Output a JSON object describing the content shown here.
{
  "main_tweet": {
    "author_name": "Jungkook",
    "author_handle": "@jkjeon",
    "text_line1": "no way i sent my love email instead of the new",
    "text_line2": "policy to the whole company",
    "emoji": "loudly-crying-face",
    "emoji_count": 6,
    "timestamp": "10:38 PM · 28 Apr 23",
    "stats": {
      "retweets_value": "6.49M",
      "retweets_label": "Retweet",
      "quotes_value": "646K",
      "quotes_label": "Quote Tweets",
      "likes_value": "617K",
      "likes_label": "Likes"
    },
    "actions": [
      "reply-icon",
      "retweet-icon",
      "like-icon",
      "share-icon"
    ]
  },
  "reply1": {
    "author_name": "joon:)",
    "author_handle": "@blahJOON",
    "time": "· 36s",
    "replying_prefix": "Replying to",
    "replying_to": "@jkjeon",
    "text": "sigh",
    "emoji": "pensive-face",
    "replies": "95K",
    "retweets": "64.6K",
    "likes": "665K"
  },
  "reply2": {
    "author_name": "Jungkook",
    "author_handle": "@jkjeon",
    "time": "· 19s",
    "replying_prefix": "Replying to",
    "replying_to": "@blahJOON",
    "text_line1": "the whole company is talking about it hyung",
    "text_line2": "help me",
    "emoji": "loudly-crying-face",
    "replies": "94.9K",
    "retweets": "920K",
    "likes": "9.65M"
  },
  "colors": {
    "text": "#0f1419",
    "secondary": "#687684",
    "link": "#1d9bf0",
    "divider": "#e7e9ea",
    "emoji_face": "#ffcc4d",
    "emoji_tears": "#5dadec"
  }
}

■ **The problem**
In the records above, collect each line with "blahJOON".

■ **Finished answer**
    "author_handle": "@blahJOON",
    "replying_to": "@blahJOON",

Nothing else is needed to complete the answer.